To be done:
Take every line from the material that has the word "sugar" in it.

# # #

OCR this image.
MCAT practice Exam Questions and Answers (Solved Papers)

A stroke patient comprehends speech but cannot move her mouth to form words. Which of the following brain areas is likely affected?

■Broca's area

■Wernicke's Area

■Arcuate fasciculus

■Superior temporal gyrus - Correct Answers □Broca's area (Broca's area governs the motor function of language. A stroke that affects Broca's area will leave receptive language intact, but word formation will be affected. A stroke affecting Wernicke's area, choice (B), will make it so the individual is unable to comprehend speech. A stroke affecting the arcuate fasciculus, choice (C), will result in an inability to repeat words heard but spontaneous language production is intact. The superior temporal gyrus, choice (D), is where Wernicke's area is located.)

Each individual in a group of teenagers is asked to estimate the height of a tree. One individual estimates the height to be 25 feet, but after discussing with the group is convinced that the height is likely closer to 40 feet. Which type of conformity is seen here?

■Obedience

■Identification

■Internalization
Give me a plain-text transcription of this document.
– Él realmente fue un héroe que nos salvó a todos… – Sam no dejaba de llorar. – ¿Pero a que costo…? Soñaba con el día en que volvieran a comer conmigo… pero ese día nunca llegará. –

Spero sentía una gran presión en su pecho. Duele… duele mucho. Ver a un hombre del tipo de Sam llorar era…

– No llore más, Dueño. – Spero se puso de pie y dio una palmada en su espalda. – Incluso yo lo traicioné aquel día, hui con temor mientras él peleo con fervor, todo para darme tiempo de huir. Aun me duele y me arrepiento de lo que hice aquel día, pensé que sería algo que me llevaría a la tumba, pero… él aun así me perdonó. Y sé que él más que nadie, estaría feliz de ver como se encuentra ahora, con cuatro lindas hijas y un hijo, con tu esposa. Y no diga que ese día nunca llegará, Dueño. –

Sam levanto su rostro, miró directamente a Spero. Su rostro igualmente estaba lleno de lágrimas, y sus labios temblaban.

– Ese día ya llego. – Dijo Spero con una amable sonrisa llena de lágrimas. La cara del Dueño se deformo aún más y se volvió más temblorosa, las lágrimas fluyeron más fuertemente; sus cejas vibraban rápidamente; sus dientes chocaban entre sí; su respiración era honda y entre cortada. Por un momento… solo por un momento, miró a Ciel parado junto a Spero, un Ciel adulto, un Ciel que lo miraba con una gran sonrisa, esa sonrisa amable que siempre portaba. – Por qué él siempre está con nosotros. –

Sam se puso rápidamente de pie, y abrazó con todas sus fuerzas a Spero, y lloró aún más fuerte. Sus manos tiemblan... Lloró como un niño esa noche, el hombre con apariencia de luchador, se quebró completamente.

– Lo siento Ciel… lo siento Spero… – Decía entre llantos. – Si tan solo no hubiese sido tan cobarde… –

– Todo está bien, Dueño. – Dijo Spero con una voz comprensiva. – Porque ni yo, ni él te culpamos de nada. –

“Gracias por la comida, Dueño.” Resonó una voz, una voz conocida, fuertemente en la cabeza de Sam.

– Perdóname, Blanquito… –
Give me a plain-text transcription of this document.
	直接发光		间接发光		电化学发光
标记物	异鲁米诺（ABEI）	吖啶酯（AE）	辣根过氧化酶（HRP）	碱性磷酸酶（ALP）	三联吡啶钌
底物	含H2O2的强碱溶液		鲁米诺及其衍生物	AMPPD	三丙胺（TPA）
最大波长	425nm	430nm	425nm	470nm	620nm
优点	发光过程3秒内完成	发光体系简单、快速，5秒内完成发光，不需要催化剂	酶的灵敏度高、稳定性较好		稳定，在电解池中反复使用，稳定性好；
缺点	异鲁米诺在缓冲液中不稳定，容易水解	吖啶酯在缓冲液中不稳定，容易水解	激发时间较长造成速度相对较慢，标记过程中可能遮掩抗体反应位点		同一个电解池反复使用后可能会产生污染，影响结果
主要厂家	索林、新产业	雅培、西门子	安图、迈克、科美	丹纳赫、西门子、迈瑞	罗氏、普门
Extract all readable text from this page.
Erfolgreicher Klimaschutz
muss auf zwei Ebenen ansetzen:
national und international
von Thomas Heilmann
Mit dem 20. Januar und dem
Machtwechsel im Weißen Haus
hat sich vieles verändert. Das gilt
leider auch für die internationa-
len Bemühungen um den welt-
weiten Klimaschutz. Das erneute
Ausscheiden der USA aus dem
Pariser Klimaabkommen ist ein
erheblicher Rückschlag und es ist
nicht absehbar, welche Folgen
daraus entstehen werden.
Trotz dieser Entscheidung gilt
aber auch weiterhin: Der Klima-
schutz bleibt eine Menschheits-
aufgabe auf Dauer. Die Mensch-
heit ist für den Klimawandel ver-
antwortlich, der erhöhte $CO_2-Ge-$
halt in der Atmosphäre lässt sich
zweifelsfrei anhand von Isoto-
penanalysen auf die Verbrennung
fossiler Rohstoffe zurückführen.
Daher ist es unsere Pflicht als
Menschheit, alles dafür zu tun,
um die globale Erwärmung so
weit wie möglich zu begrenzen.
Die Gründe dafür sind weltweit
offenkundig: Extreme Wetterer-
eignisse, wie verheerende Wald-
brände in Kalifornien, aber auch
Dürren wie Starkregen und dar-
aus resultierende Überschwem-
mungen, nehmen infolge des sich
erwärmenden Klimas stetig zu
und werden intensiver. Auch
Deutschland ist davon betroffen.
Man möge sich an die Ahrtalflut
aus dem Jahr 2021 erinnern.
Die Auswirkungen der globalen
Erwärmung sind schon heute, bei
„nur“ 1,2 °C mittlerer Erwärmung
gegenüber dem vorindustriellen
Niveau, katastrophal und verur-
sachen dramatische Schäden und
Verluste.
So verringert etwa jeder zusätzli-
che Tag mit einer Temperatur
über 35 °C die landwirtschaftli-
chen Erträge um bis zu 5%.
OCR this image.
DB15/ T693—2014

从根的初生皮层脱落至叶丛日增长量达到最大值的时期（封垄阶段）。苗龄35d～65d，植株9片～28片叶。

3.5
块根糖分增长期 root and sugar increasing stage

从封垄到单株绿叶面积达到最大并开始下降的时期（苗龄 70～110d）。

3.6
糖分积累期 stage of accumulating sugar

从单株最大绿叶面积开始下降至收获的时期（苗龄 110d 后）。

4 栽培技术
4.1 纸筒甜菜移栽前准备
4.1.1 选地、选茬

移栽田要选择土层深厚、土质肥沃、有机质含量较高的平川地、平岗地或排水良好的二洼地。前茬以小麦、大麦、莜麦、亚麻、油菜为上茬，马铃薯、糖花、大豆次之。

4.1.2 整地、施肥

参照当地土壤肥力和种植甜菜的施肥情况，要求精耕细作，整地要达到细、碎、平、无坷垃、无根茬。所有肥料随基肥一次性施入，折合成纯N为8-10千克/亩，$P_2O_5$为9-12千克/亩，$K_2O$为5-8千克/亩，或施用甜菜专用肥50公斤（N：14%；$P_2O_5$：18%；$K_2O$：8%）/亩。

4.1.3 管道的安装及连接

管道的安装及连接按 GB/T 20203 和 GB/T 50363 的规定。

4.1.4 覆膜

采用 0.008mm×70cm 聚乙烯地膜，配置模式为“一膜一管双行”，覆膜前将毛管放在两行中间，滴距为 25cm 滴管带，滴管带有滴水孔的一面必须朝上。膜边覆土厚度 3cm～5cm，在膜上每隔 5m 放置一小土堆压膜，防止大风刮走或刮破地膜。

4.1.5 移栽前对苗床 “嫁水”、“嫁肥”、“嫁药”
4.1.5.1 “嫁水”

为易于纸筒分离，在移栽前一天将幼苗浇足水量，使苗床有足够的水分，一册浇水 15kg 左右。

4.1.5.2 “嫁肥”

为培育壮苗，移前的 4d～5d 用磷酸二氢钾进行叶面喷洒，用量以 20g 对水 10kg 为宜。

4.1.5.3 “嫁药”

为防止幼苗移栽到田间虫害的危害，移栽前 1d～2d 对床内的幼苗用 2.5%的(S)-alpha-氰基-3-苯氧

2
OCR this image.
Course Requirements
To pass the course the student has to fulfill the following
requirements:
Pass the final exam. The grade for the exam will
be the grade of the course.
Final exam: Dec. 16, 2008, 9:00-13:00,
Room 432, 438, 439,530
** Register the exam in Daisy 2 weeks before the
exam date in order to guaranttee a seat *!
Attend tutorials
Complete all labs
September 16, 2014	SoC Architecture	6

# # #

The reply:
块根糖分增长期 root and sugar increasing stage
糖分积累期 stage of accumulating sugar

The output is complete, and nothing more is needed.